— Begin Records shown —

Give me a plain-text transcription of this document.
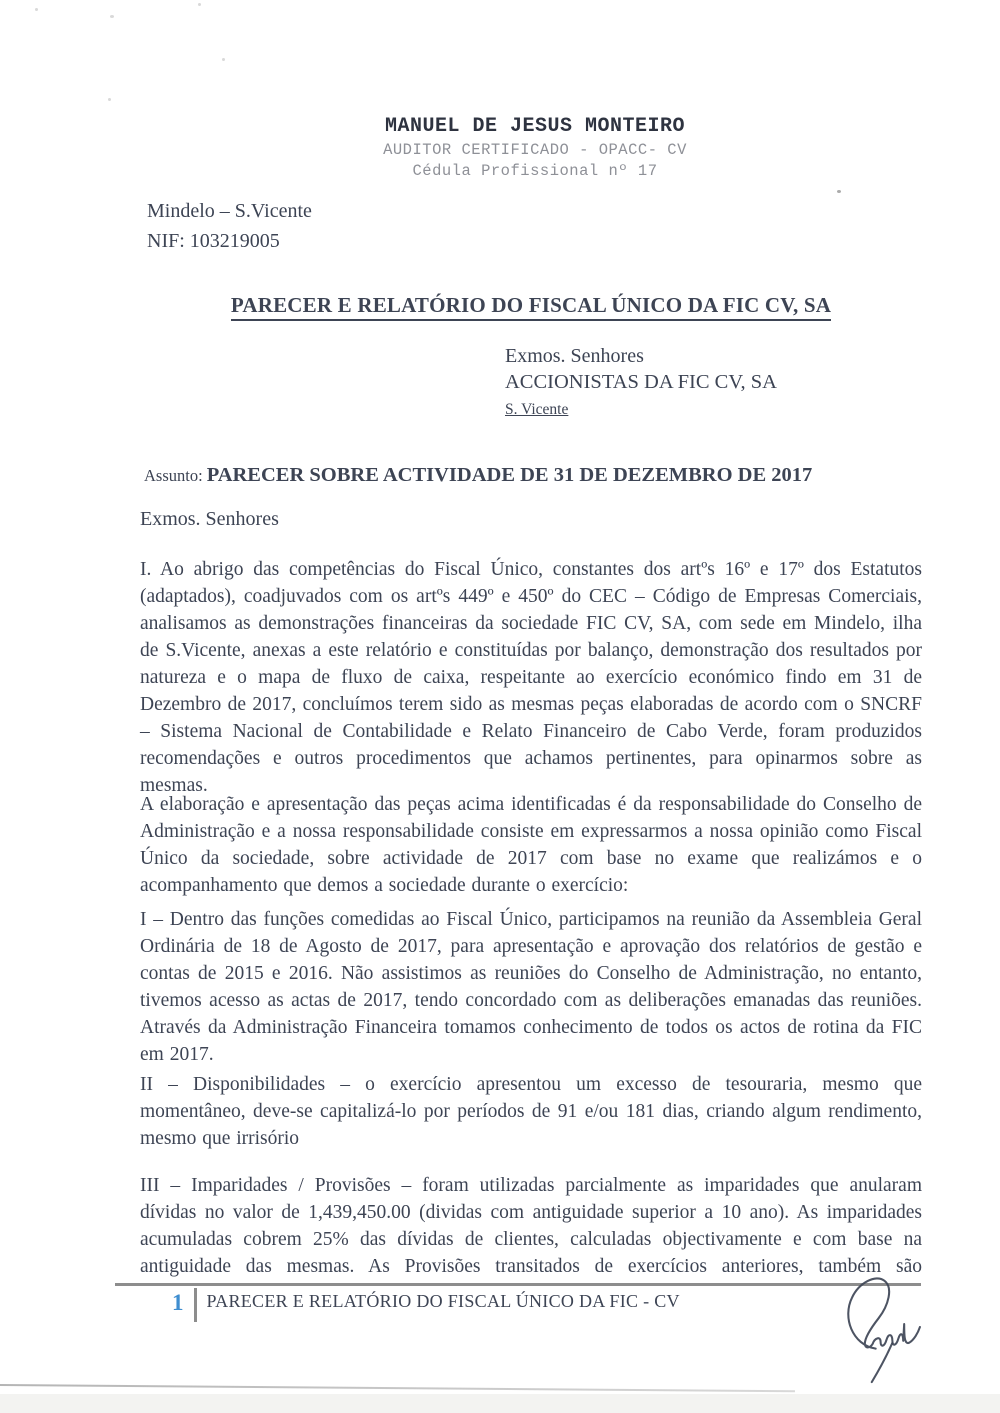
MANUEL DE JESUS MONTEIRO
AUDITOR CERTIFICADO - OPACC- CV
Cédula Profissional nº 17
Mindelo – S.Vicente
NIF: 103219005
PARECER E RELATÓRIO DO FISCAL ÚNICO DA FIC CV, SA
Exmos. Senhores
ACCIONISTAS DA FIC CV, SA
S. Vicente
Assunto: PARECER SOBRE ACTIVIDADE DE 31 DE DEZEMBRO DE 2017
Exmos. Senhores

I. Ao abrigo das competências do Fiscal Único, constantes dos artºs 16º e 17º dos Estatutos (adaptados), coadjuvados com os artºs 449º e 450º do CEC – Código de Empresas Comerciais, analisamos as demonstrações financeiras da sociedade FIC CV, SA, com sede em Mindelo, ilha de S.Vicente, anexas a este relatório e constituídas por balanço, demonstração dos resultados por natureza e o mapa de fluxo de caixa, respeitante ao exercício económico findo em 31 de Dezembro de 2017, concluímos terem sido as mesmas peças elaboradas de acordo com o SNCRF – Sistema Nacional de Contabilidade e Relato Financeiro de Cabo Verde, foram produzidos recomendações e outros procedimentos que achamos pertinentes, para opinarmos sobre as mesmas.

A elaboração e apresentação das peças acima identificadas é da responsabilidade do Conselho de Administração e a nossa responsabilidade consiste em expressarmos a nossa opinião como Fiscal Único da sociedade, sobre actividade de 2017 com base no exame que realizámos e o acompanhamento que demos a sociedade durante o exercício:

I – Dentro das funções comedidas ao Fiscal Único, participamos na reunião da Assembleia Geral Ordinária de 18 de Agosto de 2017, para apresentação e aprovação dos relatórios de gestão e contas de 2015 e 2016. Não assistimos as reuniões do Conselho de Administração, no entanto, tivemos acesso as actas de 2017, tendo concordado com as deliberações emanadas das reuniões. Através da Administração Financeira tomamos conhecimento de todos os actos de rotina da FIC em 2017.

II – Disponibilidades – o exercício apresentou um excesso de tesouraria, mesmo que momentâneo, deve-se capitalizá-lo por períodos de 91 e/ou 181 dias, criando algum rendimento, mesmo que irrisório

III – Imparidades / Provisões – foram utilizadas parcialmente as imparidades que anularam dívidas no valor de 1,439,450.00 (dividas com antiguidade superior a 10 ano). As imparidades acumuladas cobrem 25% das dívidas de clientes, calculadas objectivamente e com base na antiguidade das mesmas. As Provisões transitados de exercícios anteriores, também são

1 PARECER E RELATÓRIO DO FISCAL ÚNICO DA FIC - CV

— End Records shown —
— Begin Records shown —

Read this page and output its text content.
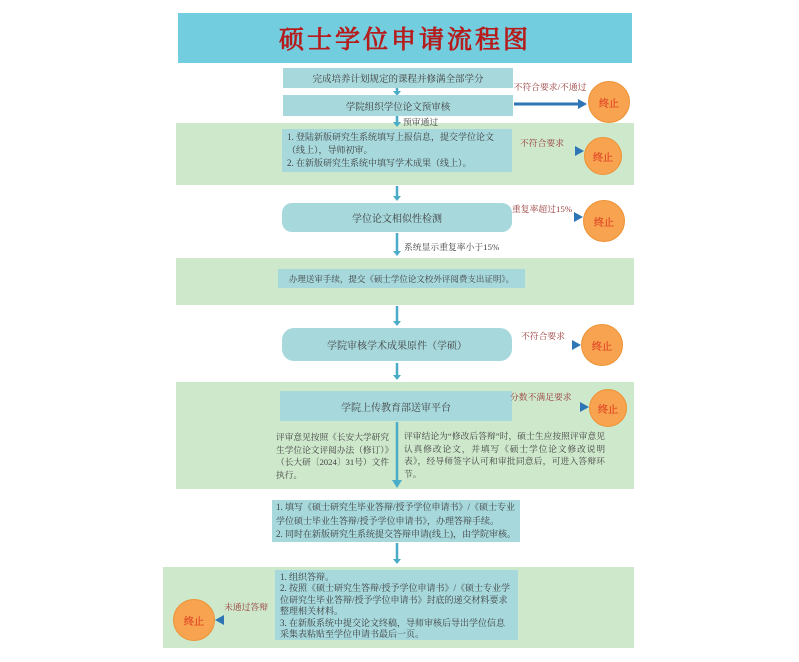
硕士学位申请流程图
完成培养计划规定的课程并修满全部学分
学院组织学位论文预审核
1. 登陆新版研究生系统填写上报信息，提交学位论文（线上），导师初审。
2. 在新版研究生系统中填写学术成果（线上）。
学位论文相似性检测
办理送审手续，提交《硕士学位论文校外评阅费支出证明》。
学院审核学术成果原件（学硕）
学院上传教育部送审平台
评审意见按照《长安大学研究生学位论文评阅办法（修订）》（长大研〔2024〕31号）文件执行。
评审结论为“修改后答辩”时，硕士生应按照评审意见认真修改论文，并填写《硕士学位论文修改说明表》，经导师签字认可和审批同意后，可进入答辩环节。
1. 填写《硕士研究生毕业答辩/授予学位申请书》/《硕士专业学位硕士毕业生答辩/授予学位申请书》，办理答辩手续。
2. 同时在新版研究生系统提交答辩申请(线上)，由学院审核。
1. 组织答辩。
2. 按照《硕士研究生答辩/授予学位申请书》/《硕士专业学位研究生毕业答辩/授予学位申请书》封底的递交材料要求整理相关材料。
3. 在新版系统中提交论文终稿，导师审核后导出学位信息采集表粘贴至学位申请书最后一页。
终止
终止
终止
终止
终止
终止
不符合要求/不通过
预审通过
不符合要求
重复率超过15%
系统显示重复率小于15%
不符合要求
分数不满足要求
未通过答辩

— End Records shown —
— Begin Records shown —

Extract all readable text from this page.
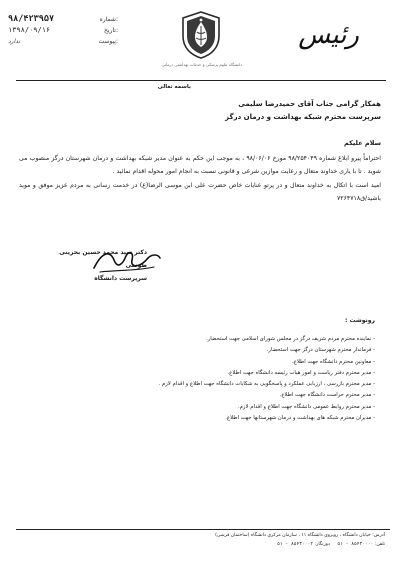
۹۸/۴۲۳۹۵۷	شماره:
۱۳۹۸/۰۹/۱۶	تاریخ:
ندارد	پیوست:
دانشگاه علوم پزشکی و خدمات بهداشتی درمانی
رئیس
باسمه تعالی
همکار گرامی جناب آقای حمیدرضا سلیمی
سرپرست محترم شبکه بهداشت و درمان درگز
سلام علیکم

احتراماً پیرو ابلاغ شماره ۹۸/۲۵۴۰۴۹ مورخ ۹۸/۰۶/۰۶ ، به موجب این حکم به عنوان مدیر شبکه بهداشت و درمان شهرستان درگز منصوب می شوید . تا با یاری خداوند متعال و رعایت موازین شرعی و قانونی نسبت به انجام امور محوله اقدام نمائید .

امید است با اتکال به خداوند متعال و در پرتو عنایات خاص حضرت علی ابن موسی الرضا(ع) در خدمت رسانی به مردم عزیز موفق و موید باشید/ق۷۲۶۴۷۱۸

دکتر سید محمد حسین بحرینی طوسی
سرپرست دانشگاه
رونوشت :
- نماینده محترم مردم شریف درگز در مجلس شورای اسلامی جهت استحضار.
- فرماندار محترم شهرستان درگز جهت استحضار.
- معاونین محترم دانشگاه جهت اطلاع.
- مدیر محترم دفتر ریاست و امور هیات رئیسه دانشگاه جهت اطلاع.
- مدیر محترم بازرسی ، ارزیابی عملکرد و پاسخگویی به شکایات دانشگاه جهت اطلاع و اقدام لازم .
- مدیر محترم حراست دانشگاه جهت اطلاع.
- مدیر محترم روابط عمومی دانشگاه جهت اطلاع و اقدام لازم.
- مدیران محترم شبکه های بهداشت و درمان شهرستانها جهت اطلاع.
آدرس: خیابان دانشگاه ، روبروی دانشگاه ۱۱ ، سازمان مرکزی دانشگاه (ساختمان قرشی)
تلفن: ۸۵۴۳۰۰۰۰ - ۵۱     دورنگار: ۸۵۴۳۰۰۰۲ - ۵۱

— End Records shown —

# What to do:
Copy out each line of the records where the string "دانشگاه" appears.

# Worked solution:
دانشگاه علوم پزشکی و خدمات بهداشتی درمانی
سرپرست دانشگاه
- معاونین محترم دانشگاه جهت اطلاع.
- مدیر محترم دفتر ریاست و امور هیات رئیسه دانشگاه جهت اطلاع.
- مدیر محترم بازرسی ، ارزیابی عملکرد و پاسخگویی به شکایات دانشگاه جهت اطلاع و اقدام لازم .
- مدیر محترم حراست دانشگاه جهت اطلاع.
- مدیر محترم روابط عمومی دانشگاه جهت اطلاع و اقدام لازم.
آدرس: خیابان دانشگاه ، روبروی دانشگاه ۱۱ ، سازمان مرکزی دانشگاه (ساختمان قرشی)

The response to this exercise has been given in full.